(Raw records)

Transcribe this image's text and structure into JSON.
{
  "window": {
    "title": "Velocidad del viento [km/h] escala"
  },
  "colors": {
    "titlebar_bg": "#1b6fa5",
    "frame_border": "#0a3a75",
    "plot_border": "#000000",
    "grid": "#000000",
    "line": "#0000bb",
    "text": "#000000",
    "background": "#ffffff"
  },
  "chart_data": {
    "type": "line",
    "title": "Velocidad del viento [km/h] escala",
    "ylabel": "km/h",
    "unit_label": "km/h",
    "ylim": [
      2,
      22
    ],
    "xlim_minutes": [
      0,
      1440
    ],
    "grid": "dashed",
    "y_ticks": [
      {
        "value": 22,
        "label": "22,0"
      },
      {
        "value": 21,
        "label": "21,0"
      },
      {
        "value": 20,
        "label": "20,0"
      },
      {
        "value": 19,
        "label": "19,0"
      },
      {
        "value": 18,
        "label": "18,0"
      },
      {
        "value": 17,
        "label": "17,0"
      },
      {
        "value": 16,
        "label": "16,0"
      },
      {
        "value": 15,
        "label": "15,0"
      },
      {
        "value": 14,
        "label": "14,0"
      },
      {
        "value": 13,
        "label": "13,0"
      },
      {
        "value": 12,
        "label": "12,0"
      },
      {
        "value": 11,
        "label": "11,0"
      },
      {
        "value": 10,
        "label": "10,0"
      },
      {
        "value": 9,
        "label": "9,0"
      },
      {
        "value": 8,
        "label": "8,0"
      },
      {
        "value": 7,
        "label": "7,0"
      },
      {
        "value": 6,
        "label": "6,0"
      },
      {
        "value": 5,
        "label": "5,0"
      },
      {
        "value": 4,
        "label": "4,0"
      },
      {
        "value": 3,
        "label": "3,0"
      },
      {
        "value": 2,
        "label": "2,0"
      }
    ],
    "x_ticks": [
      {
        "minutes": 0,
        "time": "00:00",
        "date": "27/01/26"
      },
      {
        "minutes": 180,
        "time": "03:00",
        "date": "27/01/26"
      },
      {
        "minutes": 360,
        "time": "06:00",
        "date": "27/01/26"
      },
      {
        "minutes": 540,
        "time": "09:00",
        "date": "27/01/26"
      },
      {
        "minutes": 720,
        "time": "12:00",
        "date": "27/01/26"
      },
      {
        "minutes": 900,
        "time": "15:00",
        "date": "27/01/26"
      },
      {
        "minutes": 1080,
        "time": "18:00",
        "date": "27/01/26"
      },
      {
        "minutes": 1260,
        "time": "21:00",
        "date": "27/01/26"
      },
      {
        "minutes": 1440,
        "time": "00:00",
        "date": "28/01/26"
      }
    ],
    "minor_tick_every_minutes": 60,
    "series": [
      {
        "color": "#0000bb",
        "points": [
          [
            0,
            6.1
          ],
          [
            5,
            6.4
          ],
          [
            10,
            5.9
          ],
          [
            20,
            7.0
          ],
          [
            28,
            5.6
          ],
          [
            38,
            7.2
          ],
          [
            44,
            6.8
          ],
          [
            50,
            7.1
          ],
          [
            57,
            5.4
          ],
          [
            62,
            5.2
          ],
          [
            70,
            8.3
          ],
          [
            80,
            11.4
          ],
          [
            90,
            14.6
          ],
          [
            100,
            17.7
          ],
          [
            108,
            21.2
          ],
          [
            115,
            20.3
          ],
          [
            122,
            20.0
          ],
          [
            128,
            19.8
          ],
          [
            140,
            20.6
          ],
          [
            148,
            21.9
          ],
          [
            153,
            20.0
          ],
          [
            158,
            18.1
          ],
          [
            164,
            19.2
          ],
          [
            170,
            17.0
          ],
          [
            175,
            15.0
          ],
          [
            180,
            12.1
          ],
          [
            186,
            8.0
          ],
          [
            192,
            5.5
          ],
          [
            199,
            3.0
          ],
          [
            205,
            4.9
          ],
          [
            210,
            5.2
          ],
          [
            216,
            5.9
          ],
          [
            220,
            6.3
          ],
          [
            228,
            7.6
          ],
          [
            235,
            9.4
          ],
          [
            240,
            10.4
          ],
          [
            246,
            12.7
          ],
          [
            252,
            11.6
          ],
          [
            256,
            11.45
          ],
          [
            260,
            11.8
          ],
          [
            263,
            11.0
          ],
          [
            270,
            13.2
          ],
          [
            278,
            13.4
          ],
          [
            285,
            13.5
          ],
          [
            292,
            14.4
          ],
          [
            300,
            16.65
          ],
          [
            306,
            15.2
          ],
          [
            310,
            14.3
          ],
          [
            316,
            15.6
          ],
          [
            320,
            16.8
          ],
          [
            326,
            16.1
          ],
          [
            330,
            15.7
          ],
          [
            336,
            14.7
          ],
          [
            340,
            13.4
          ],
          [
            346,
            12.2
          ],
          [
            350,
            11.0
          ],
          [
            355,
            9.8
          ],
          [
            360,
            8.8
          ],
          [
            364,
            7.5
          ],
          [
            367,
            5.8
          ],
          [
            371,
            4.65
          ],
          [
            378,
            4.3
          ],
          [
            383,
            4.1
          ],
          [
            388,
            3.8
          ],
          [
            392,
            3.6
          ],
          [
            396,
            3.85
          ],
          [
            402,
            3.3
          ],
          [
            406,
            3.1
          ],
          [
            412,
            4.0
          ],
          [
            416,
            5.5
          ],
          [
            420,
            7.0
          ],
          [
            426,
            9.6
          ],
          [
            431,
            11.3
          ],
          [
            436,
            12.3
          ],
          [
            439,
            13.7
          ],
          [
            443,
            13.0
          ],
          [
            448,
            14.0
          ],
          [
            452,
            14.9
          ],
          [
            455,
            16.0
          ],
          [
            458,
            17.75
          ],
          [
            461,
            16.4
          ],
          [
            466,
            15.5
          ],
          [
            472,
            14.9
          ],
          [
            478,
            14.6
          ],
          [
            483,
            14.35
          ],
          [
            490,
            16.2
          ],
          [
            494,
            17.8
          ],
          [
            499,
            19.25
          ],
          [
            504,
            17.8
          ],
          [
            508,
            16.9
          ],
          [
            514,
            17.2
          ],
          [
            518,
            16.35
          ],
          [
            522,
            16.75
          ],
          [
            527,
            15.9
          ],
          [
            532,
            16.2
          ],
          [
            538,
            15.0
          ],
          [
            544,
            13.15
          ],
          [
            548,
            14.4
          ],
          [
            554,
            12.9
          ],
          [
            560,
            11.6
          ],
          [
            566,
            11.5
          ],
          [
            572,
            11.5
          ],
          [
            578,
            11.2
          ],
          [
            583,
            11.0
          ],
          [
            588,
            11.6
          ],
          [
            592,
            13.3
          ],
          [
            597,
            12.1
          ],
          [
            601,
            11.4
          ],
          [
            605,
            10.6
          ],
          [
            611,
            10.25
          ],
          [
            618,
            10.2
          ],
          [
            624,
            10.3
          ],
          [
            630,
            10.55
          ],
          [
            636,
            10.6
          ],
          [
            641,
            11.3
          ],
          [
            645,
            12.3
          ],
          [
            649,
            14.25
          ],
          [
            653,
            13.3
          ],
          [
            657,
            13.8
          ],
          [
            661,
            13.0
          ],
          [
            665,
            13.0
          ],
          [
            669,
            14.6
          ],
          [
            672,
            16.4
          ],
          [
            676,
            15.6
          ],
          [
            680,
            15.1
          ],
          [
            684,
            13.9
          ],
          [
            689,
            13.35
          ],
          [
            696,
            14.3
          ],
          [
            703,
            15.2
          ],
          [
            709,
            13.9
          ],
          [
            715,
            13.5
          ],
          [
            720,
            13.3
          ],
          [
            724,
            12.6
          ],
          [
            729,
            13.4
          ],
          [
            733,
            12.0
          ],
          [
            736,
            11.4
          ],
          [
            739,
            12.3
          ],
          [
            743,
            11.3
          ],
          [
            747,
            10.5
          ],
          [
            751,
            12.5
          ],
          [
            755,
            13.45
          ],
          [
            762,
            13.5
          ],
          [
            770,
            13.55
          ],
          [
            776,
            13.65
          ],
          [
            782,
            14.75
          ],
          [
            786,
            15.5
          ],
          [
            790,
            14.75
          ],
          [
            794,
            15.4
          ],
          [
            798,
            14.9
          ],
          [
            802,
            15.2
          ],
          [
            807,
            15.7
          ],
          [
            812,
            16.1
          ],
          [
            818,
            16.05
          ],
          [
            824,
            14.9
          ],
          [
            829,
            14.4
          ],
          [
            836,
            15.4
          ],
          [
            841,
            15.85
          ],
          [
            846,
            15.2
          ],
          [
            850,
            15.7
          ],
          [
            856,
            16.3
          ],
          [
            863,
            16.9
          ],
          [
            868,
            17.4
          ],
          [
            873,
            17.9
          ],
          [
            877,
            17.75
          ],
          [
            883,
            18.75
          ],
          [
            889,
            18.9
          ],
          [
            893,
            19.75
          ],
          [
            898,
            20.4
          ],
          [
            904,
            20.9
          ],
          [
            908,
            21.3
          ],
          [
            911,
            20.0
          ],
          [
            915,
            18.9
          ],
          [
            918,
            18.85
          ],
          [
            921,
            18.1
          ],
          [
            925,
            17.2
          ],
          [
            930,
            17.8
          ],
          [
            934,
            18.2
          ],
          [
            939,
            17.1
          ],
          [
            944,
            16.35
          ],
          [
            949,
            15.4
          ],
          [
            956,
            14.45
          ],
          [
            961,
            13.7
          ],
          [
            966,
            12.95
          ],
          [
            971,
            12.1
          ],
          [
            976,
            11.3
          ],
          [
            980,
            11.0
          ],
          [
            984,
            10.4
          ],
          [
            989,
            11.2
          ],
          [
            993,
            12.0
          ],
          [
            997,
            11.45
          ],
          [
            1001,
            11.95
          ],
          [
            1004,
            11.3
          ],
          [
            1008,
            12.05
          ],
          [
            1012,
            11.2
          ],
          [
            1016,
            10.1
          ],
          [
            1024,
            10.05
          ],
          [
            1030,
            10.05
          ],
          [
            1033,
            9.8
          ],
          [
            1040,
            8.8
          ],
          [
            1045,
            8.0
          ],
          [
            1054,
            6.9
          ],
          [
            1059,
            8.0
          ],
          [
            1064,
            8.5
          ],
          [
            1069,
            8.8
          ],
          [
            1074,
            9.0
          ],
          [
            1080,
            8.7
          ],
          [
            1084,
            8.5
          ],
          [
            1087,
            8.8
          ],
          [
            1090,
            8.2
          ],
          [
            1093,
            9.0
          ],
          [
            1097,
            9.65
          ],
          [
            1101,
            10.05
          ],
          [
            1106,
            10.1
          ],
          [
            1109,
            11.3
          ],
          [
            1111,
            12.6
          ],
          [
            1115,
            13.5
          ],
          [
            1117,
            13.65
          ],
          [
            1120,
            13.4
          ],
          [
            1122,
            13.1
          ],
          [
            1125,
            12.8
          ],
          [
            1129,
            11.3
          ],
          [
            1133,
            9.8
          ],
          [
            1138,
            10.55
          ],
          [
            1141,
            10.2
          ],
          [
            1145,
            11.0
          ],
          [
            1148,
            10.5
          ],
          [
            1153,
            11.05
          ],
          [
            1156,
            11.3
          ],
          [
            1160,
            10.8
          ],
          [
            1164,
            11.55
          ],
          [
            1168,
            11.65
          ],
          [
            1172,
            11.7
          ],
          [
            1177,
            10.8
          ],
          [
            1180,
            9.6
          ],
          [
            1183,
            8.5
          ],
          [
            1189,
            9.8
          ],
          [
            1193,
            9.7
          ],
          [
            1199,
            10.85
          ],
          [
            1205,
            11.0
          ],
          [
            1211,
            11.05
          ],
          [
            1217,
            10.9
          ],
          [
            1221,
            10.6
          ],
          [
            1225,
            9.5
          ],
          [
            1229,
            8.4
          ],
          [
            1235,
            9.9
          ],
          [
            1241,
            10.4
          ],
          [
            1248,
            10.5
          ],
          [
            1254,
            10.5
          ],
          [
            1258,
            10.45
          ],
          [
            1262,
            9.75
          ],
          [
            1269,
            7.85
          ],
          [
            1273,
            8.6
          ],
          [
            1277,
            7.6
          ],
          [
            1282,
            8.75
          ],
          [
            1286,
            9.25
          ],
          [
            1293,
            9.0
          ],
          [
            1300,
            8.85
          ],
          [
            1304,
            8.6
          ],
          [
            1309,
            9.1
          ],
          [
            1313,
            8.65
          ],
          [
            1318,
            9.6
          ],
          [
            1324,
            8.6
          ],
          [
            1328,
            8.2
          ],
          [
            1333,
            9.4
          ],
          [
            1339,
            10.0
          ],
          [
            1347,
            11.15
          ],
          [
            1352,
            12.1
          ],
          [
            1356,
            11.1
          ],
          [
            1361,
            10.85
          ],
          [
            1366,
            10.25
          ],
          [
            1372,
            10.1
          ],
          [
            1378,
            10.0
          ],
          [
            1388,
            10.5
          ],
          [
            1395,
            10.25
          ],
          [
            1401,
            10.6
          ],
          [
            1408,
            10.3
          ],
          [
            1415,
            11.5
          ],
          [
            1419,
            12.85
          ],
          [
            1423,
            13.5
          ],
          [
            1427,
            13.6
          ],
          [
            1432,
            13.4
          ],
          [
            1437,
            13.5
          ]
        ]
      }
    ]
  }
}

> Short task: Report how many lines above hold the string "text", giving nothing but the number.

> Written solution: 2